══ Extracted information

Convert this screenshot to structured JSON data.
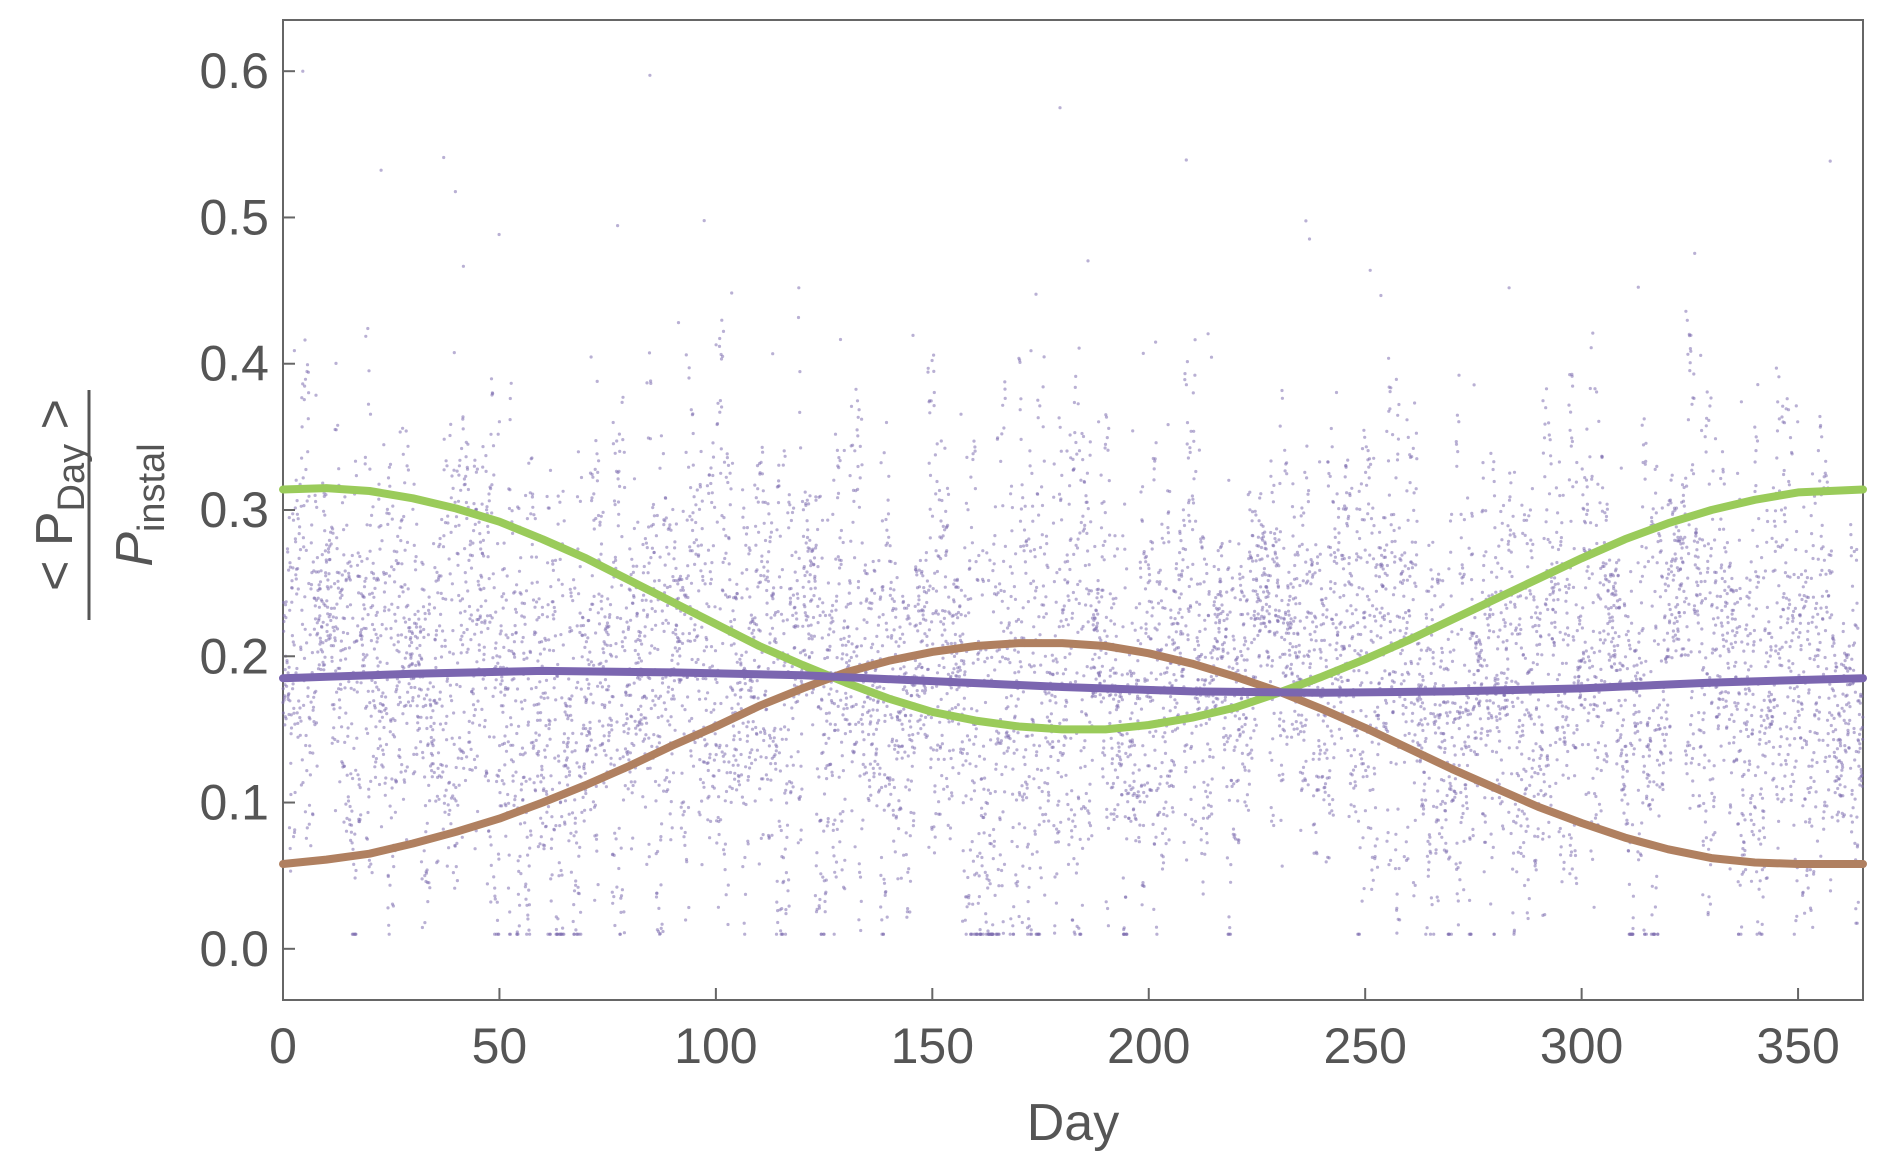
{
  "chart_data": {
    "type": "scatter",
    "title": "",
    "xlabel": "Day",
    "ylabel": {
      "numerator": "< P",
      "numerator_sub": "Day",
      "numerator_tail": " >",
      "denominator": "P",
      "denominator_sub": "instal"
    },
    "xlim": [
      0,
      365
    ],
    "ylim": [
      -0.035,
      0.635
    ],
    "xticks": [
      "0",
      "50",
      "100",
      "150",
      "200",
      "250",
      "300",
      "350"
    ],
    "yticks": [
      "0.0",
      "0.1",
      "0.2",
      "0.3",
      "0.4",
      "0.5",
      "0.6"
    ],
    "grid": false,
    "legend": "none",
    "scatter_series": {
      "color": "#8070b0",
      "points_per_day": 24,
      "mean": 0.185,
      "min": 0.01,
      "max": 0.6,
      "days": [
        0,
        365
      ]
    },
    "series": [
      {
        "color": "#9acb5a",
        "x": [
          0,
          10,
          20,
          30,
          40,
          50,
          60,
          70,
          80,
          90,
          100,
          110,
          120,
          130,
          140,
          150,
          160,
          170,
          180,
          190,
          200,
          210,
          220,
          230,
          240,
          250,
          260,
          270,
          280,
          290,
          300,
          310,
          320,
          330,
          340,
          350,
          365
        ],
        "y": [
          0.314,
          0.315,
          0.313,
          0.308,
          0.301,
          0.292,
          0.28,
          0.267,
          0.252,
          0.237,
          0.222,
          0.207,
          0.194,
          0.182,
          0.171,
          0.162,
          0.156,
          0.152,
          0.15,
          0.15,
          0.153,
          0.158,
          0.165,
          0.175,
          0.186,
          0.198,
          0.211,
          0.225,
          0.239,
          0.253,
          0.267,
          0.28,
          0.291,
          0.3,
          0.307,
          0.312,
          0.314
        ]
      },
      {
        "color": "#b08060",
        "x": [
          0,
          10,
          20,
          30,
          40,
          50,
          60,
          70,
          80,
          90,
          100,
          110,
          120,
          130,
          140,
          150,
          160,
          170,
          180,
          190,
          200,
          210,
          220,
          230,
          240,
          250,
          260,
          270,
          280,
          290,
          300,
          310,
          320,
          330,
          340,
          350,
          365
        ],
        "y": [
          0.058,
          0.061,
          0.065,
          0.072,
          0.08,
          0.089,
          0.1,
          0.112,
          0.125,
          0.139,
          0.152,
          0.166,
          0.178,
          0.189,
          0.197,
          0.203,
          0.207,
          0.209,
          0.209,
          0.207,
          0.202,
          0.195,
          0.186,
          0.176,
          0.164,
          0.151,
          0.137,
          0.123,
          0.11,
          0.097,
          0.086,
          0.076,
          0.068,
          0.062,
          0.059,
          0.058,
          0.058
        ]
      },
      {
        "color": "#7b66b0",
        "x": [
          0,
          30,
          60,
          90,
          120,
          150,
          180,
          210,
          240,
          270,
          300,
          330,
          365
        ],
        "y": [
          0.185,
          0.188,
          0.19,
          0.189,
          0.187,
          0.183,
          0.179,
          0.176,
          0.175,
          0.176,
          0.178,
          0.182,
          0.185
        ]
      }
    ]
  }
}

════

■ What is required:
Repeat the preceding records precisely, and leave every picture out of the copy.

■ Solution for this task:
Convert this screenshot to structured JSON data.
{
  "chart_data": {
    "type": "scatter",
    "title": "",
    "xlabel": "Day",
    "ylabel": {
      "numerator": "< P",
      "numerator_sub": "Day",
      "numerator_tail": " >",
      "denominator": "P",
      "denominator_sub": "instal"
    },
    "xlim": [
      0,
      365
    ],
    "ylim": [
      -0.035,
      0.635
    ],
    "xticks": [
      "0",
      "50",
      "100",
      "150",
      "200",
      "250",
      "300",
      "350"
    ],
    "yticks": [
      "0.0",
      "0.1",
      "0.2",
      "0.3",
      "0.4",
      "0.5",
      "0.6"
    ],
    "grid": false,
    "legend": "none",
    "scatter_series": {
      "color": "#8070b0",
      "points_per_day": 24,
      "mean": 0.185,
      "min": 0.01,
      "max": 0.6,
      "days": [
        0,
        365
      ]
    },
    "series": [
      {
        "color": "#9acb5a",
        "x": [
          0,
          10,
          20,
          30,
          40,
          50,
          60,
          70,
          80,
          90,
          100,
          110,
          120,
          130,
          140,
          150,
          160,
          170,
          180,
          190,
          200,
          210,
          220,
          230,
          240,
          250,
          260,
          270,
          280,
          290,
          300,
          310,
          320,
          330,
          340,
          350,
          365
        ],
        "y": [
          0.314,
          0.315,
          0.313,
          0.308,
          0.301,
          0.292,
          0.28,
          0.267,
          0.252,
          0.237,
          0.222,
          0.207,
          0.194,
          0.182,
          0.171,
          0.162,
          0.156,
          0.152,
          0.15,
          0.15,
          0.153,
          0.158,
          0.165,
          0.175,
          0.186,
          0.198,
          0.211,
          0.225,
          0.239,
          0.253,
          0.267,
          0.28,
          0.291,
          0.3,
          0.307,
          0.312,
          0.314
        ]
      },
      {
        "color": "#b08060",
        "x": [
          0,
          10,
          20,
          30,
          40,
          50,
          60,
          70,
          80,
          90,
          100,
          110,
          120,
          130,
          140,
          150,
          160,
          170,
          180,
          190,
          200,
          210,
          220,
          230,
          240,
          250,
          260,
          270,
          280,
          290,
          300,
          310,
          320,
          330,
          340,
          350,
          365
        ],
        "y": [
          0.058,
          0.061,
          0.065,
          0.072,
          0.08,
          0.089,
          0.1,
          0.112,
          0.125,
          0.139,
          0.152,
          0.166,
          0.178,
          0.189,
          0.197,
          0.203,
          0.207,
          0.209,
          0.209,
          0.207,
          0.202,
          0.195,
          0.186,
          0.176,
          0.164,
          0.151,
          0.137,
          0.123,
          0.11,
          0.097,
          0.086,
          0.076,
          0.068,
          0.062,
          0.059,
          0.058,
          0.058
        ]
      },
      {
        "color": "#7b66b0",
        "x": [
          0,
          30,
          60,
          90,
          120,
          150,
          180,
          210,
          240,
          270,
          300,
          330,
          365
        ],
        "y": [
          0.185,
          0.188,
          0.19,
          0.189,
          0.187,
          0.183,
          0.179,
          0.176,
          0.175,
          0.176,
          0.178,
          0.182,
          0.185
        ]
      }
    ]
  }
}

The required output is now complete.